STATED EXERCISE ::
Could you print all the entries exactly?

TASK MATERIAL ::
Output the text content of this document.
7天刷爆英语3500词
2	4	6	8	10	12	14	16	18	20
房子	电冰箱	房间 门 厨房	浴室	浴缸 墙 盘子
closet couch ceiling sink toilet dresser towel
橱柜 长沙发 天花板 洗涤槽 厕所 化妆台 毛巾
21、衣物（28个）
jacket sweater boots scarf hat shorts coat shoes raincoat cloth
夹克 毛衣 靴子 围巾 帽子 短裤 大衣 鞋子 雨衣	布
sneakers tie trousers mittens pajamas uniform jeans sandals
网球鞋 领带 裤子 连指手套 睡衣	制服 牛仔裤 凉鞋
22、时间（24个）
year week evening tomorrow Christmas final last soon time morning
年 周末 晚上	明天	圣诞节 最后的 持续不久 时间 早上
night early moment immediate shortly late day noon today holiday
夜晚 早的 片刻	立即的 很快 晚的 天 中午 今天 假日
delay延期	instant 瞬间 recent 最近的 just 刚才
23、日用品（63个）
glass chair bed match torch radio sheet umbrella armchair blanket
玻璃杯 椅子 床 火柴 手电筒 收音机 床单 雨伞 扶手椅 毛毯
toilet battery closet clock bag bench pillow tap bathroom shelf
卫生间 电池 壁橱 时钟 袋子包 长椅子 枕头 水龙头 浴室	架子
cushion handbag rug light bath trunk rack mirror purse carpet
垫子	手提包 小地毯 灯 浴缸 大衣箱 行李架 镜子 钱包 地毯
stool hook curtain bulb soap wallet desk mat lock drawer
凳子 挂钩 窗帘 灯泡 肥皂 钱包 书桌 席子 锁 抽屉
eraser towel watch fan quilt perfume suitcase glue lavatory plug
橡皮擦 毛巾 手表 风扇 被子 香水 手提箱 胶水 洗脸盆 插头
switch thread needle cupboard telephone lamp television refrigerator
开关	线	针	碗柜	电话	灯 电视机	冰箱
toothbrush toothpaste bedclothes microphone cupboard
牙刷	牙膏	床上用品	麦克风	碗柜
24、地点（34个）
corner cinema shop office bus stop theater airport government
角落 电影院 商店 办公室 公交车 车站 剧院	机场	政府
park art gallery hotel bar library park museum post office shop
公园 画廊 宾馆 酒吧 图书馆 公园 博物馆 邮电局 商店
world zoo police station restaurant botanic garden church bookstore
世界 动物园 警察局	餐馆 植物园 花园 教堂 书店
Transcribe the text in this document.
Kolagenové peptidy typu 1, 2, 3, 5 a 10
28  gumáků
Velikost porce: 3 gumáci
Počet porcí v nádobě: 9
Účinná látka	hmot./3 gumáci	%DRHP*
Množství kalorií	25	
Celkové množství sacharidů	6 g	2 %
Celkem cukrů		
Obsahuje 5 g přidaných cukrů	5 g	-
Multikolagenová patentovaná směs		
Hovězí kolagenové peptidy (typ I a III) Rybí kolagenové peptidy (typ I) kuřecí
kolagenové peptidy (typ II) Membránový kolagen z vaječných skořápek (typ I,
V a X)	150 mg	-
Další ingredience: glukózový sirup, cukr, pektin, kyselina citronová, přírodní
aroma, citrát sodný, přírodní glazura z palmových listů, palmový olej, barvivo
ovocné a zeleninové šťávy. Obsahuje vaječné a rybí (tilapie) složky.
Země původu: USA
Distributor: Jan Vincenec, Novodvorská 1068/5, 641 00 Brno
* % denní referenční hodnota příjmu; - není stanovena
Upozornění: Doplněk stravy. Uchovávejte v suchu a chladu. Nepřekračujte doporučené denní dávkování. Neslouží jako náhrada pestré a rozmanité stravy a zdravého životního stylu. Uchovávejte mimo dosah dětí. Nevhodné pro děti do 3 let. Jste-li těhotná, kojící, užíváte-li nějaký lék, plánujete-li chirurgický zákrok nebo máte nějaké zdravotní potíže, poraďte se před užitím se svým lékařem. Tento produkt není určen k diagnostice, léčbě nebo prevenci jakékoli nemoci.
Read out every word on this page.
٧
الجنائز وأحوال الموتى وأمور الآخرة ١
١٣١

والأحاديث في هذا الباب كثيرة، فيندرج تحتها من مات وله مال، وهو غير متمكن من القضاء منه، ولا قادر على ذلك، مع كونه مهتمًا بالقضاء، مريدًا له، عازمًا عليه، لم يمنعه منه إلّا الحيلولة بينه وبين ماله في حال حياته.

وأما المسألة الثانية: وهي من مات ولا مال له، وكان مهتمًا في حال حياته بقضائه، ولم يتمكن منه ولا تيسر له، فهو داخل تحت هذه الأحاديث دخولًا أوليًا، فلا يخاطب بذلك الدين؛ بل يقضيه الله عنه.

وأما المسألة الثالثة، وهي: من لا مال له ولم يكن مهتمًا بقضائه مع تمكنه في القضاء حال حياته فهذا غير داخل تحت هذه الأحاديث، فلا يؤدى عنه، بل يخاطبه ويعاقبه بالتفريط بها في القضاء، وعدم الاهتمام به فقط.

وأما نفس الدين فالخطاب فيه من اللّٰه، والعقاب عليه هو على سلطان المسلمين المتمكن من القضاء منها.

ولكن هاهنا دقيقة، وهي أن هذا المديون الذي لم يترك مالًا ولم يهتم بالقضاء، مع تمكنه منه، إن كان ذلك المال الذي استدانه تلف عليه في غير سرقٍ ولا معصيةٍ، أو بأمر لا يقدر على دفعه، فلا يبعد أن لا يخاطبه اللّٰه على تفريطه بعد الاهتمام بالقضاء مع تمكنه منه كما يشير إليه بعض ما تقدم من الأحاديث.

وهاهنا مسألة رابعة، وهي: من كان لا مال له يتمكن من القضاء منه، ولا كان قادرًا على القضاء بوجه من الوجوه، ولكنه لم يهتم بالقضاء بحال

SOLUTION TO THE PROBLEM ::
Output the text content of this document.
7天刷爆英语3500词
2	4	6	8	10	12	14	16	18	20
房子	电冰箱	房间 门 厨房	浴室	浴缸 墙 盘子
closet couch ceiling sink toilet dresser towel
橱柜 长沙发 天花板 洗涤槽 厕所 化妆台 毛巾
21、衣物（28个）
jacket sweater boots scarf hat shorts coat shoes raincoat cloth
夹克 毛衣 靴子 围巾 帽子 短裤 大衣 鞋子 雨衣	布
sneakers tie trousers mittens pajamas uniform jeans sandals
网球鞋 领带 裤子 连指手套 睡衣	制服 牛仔裤 凉鞋
22、时间（24个）
year week evening tomorrow Christmas final last soon time morning
年 周末 晚上	明天	圣诞节 最后的 持续不久 时间 早上
night early moment immediate shortly late day noon today holiday
夜晚 早的 片刻	立即的 很快 晚的 天 中午 今天 假日
delay延期	instant 瞬间 recent 最近的 just 刚才
23、日用品（63个）
glass chair bed match torch radio sheet umbrella armchair blanket
玻璃杯 椅子 床 火柴 手电筒 收音机 床单 雨伞 扶手椅 毛毯
toilet battery closet clock bag bench pillow tap bathroom shelf
卫生间 电池 壁橱 时钟 袋子包 长椅子 枕头 水龙头 浴室	架子
cushion handbag rug light bath trunk rack mirror purse carpet
垫子	手提包 小地毯 灯 浴缸 大衣箱 行李架 镜子 钱包 地毯
stool hook curtain bulb soap wallet desk mat lock drawer
凳子 挂钩 窗帘 灯泡 肥皂 钱包 书桌 席子 锁 抽屉
eraser towel watch fan quilt perfume suitcase glue lavatory plug
橡皮擦 毛巾 手表 风扇 被子 香水 手提箱 胶水 洗脸盆 插头
switch thread needle cupboard telephone lamp television refrigerator
开关	线	针	碗柜	电话	灯 电视机	冰箱
toothbrush toothpaste bedclothes microphone cupboard
牙刷	牙膏	床上用品	麦克风	碗柜
24、地点（34个）
corner cinema shop office bus stop theater airport government
角落 电影院 商店 办公室 公交车 车站 剧院	机场	政府
park art gallery hotel bar library park museum post office shop
公园 画廊 宾馆 酒吧 图书馆 公园 博物馆 邮电局 商店
world zoo police station restaurant botanic garden church bookstore
世界 动物园 警察局	餐馆 植物园 花园 教堂 书店
Transcribe the text in this document.
Kolagenové peptidy typu 1, 2, 3, 5 a 10
28  gumáků
Velikost porce: 3 gumáci
Počet porcí v nádobě: 9
Účinná látka	hmot./3 gumáci	%DRHP*
Množství kalorií	25	
Celkové množství sacharidů	6 g	2 %
Celkem cukrů		
Obsahuje 5 g přidaných cukrů	5 g	-
Multikolagenová patentovaná směs		
Hovězí kolagenové peptidy (typ I a III) Rybí kolagenové peptidy (typ I) kuřecí
kolagenové peptidy (typ II) Membránový kolagen z vaječných skořápek (typ I,
V a X)	150 mg	-
Další ingredience: glukózový sirup, cukr, pektin, kyselina citronová, přírodní
aroma, citrát sodný, přírodní glazura z palmových listů, palmový olej, barvivo
ovocné a zeleninové šťávy. Obsahuje vaječné a rybí (tilapie) složky.
Země původu: USA
Distributor: Jan Vincenec, Novodvorská 1068/5, 641 00 Brno
* % denní referenční hodnota příjmu; - není stanovena
Upozornění: Doplněk stravy. Uchovávejte v suchu a chladu. Nepřekračujte doporučené denní dávkování. Neslouží jako náhrada pestré a rozmanité stravy a zdravého životního stylu. Uchovávejte mimo dosah dětí. Nevhodné pro děti do 3 let. Jste-li těhotná, kojící, užíváte-li nějaký lék, plánujete-li chirurgický zákrok nebo máte nějaké zdravotní potíže, poraďte se před užitím se svým lékařem. Tento produkt není určen k diagnostice, léčbě nebo prevenci jakékoli nemoci.
Read out every word on this page.
٧
الجنائز وأحوال الموتى وأمور الآخرة ١
١٣١

والأحاديث في هذا الباب كثيرة، فيندرج تحتها من مات وله مال، وهو غير متمكن من القضاء منه، ولا قادر على ذلك، مع كونه مهتمًا بالقضاء، مريدًا له، عازمًا عليه، لم يمنعه منه إلّا الحيلولة بينه وبين ماله في حال حياته.

وأما المسألة الثانية: وهي من مات ولا مال له، وكان مهتمًا في حال حياته بقضائه، ولم يتمكن منه ولا تيسر له، فهو داخل تحت هذه الأحاديث دخولًا أوليًا، فلا يخاطب بذلك الدين؛ بل يقضيه الله عنه.

وأما المسألة الثالثة، وهي: من لا مال له ولم يكن مهتمًا بقضائه مع تمكنه في القضاء حال حياته فهذا غير داخل تحت هذه الأحاديث، فلا يؤدى عنه، بل يخاطبه ويعاقبه بالتفريط بها في القضاء، وعدم الاهتمام به فقط.

وأما نفس الدين فالخطاب فيه من اللّٰه، والعقاب عليه هو على سلطان المسلمين المتمكن من القضاء منها.

ولكن هاهنا دقيقة، وهي أن هذا المديون الذي لم يترك مالًا ولم يهتم بالقضاء، مع تمكنه منه، إن كان ذلك المال الذي استدانه تلف عليه في غير سرقٍ ولا معصيةٍ، أو بأمر لا يقدر على دفعه، فلا يبعد أن لا يخاطبه اللّٰه على تفريطه بعد الاهتمام بالقضاء مع تمكنه منه كما يشير إليه بعض ما تقدم من الأحاديث.

وهاهنا مسألة رابعة، وهي: من كان لا مال له يتمكن من القضاء منه، ولا كان قادرًا على القضاء بوجه من الوجوه، ولكنه لم يهتم بالقضاء بحال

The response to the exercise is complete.